### THE TASK
Your reply should be one number: the count of lines holding the word "color".

### RECORDS FOR THE EXERCISE
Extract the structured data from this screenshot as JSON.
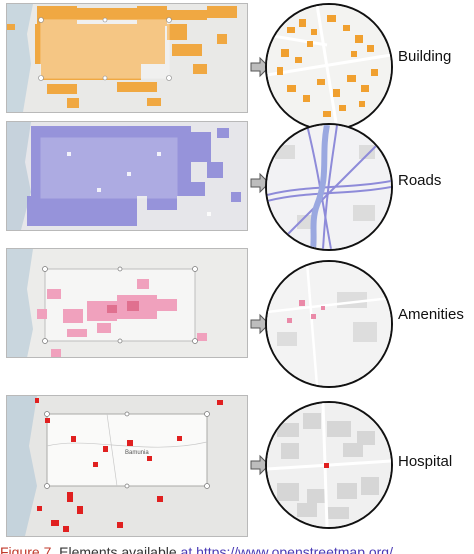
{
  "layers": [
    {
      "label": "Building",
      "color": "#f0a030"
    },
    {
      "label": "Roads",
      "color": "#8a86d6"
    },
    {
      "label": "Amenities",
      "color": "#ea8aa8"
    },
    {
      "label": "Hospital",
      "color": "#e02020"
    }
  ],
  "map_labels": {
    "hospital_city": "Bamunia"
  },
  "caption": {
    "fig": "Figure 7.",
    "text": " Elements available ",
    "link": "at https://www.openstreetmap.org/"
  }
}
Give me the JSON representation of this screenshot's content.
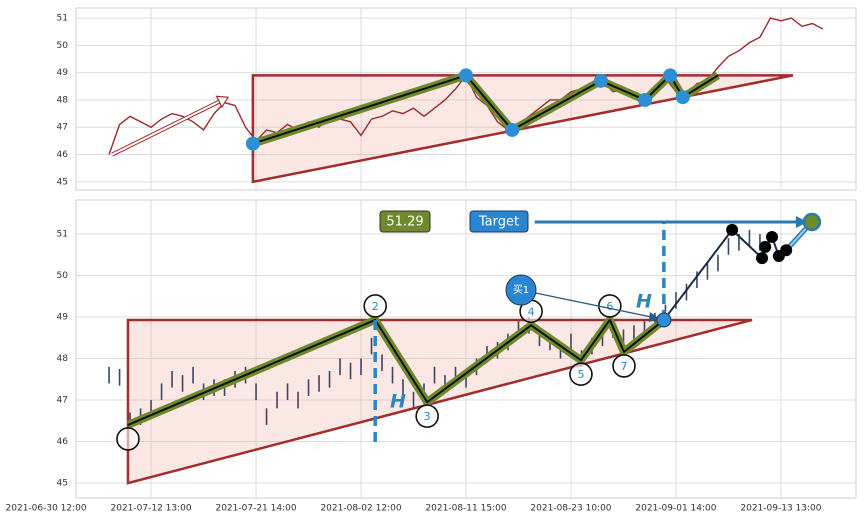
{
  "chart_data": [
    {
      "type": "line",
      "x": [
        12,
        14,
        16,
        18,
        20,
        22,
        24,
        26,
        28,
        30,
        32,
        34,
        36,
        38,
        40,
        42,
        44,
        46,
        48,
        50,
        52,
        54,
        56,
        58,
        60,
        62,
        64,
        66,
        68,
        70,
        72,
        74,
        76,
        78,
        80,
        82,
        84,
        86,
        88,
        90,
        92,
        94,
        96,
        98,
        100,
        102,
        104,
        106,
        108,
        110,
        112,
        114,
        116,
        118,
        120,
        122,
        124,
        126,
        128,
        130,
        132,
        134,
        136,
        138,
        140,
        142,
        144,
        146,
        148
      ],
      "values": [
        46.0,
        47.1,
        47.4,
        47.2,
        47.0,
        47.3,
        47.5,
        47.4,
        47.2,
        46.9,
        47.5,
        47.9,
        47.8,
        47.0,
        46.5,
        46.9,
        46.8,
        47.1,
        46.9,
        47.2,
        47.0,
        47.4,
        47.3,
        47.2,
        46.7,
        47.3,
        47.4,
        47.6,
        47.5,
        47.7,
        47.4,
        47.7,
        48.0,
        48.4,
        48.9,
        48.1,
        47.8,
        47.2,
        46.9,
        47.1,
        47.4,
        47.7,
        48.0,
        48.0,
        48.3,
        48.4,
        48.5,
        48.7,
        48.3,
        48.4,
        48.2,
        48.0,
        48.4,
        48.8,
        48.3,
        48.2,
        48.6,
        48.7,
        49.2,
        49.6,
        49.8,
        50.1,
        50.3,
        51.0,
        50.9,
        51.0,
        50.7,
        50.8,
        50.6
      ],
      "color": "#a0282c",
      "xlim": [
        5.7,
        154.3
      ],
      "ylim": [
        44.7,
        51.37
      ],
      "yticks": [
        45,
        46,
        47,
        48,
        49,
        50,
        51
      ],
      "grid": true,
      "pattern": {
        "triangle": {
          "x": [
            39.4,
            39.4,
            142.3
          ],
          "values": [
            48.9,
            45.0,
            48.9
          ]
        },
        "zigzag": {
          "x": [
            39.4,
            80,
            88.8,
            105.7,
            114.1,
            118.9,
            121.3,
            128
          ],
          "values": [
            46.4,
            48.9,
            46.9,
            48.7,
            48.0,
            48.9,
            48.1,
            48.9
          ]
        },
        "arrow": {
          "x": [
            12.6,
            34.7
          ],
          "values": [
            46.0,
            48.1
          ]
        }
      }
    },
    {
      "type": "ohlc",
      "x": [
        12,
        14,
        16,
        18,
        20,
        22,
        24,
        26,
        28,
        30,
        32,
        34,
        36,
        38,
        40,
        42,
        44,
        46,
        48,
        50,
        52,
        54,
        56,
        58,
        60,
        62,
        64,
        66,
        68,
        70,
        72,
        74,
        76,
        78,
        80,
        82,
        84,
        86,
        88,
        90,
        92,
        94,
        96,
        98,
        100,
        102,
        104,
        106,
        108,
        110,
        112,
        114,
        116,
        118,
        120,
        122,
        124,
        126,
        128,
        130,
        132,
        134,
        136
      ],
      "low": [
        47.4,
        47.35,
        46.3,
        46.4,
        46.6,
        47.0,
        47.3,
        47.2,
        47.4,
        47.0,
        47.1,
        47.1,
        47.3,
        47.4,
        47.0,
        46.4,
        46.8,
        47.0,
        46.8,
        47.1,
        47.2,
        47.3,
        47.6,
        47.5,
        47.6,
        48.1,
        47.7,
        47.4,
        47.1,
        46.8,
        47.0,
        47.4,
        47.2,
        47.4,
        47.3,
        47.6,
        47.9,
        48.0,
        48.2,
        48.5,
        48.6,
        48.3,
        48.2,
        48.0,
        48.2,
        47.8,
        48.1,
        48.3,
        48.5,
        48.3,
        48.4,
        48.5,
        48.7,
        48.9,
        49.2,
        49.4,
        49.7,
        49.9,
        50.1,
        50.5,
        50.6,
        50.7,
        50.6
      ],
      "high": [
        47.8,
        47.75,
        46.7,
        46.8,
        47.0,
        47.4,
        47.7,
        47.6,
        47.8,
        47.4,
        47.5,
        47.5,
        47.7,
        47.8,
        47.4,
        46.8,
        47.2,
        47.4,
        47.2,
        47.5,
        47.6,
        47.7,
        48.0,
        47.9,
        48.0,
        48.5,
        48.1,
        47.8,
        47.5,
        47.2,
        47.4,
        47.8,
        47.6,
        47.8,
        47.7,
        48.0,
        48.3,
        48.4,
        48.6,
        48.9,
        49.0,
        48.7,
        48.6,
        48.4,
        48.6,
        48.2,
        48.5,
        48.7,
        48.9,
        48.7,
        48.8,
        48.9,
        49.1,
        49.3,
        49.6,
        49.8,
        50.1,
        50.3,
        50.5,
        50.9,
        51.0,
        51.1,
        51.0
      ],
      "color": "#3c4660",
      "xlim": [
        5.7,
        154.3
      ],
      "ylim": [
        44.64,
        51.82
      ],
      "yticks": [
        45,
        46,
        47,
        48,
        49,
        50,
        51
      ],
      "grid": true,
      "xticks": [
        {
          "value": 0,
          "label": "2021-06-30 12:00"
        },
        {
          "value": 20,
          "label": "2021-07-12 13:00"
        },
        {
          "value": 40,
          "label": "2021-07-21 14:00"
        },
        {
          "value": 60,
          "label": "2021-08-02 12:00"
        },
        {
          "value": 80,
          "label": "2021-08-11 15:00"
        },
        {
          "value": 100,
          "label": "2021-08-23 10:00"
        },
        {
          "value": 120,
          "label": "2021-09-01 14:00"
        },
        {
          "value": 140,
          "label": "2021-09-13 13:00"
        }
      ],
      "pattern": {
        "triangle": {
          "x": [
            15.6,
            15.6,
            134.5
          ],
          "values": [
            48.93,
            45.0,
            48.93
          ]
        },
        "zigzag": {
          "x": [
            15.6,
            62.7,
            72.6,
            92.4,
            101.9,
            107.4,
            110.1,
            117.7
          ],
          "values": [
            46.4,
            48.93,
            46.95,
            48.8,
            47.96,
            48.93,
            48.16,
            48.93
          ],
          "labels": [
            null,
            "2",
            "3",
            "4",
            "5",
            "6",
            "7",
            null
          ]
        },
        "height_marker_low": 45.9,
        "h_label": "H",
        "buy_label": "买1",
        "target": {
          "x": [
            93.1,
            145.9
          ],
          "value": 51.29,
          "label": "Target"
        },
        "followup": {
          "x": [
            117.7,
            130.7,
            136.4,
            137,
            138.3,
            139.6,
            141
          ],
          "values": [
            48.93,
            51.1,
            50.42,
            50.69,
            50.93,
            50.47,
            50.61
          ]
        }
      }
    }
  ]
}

### WRITTEN REPLY
6